Aim ->
Of all the lines in the records below, how many hold the word "allows"? Give the number alone.

━━━ Information provided

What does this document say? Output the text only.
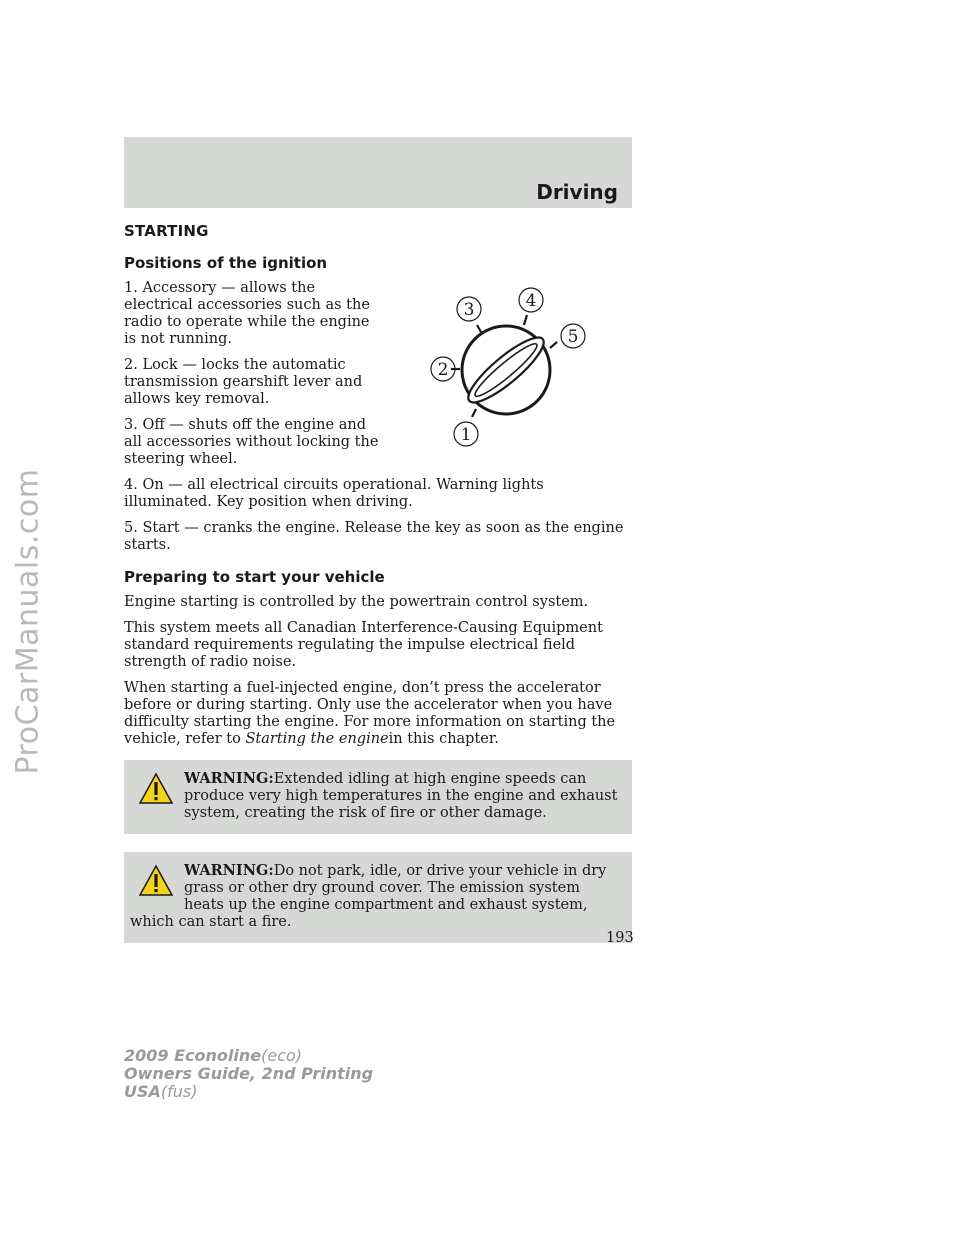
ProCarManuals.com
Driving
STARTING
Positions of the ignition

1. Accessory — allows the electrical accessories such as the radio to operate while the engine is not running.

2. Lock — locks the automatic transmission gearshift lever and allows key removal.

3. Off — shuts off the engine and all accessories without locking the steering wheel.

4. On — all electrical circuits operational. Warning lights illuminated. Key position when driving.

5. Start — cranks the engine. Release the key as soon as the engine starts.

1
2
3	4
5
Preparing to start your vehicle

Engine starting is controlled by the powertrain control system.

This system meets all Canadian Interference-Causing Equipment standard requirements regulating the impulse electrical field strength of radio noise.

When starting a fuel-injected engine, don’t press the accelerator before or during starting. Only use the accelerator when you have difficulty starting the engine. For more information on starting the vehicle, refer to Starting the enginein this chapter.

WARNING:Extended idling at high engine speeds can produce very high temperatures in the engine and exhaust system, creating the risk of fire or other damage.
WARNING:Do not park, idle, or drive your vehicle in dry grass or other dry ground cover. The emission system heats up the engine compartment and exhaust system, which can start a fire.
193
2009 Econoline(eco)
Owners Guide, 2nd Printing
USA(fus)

━━━━━━
━━━ Information provided

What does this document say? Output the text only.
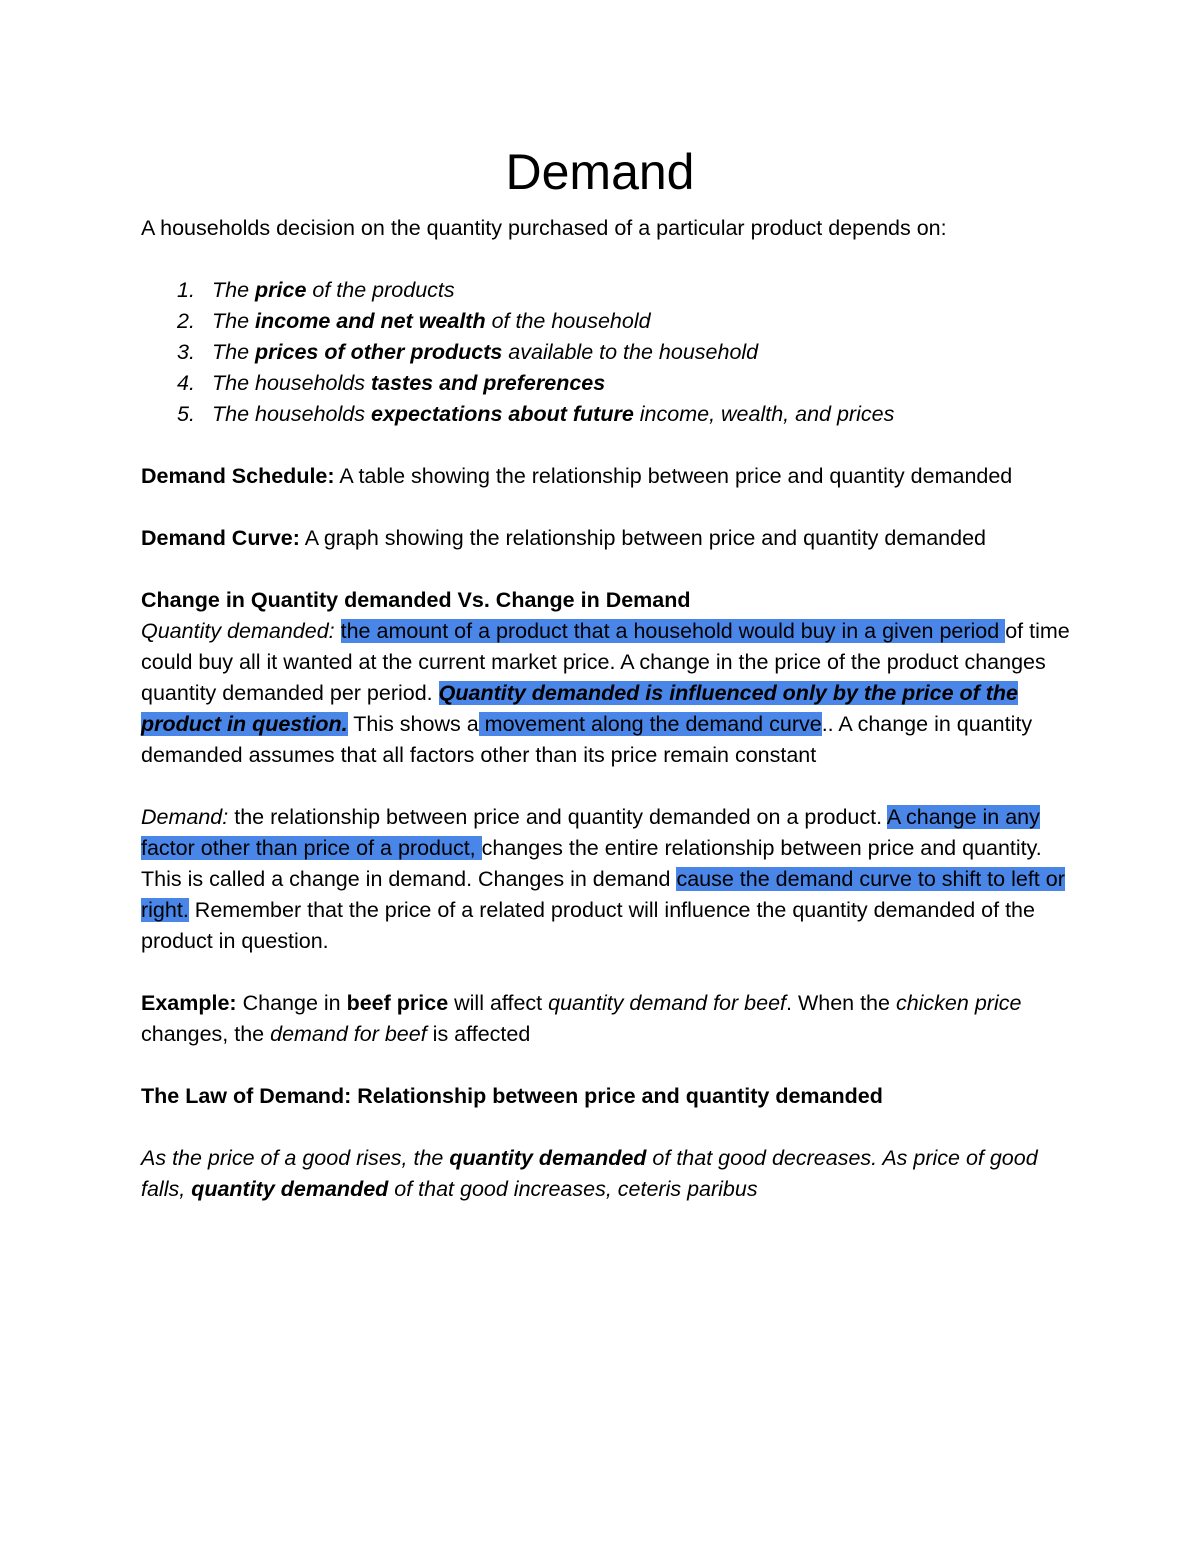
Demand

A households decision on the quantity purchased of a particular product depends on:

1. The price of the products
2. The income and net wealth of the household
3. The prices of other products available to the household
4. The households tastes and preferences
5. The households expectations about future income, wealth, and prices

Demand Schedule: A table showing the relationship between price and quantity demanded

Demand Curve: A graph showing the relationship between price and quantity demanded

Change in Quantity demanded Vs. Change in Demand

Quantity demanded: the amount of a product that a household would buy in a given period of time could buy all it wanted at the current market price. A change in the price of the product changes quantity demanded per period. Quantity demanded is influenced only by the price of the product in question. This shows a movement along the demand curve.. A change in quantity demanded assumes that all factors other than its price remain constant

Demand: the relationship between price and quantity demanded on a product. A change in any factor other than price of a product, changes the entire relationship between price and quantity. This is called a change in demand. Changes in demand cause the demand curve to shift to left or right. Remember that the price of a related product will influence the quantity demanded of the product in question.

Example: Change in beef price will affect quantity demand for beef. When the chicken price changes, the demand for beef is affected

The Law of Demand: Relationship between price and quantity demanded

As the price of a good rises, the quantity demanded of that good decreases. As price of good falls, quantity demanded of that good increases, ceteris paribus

━━━━━━

Response to the exercise ->
2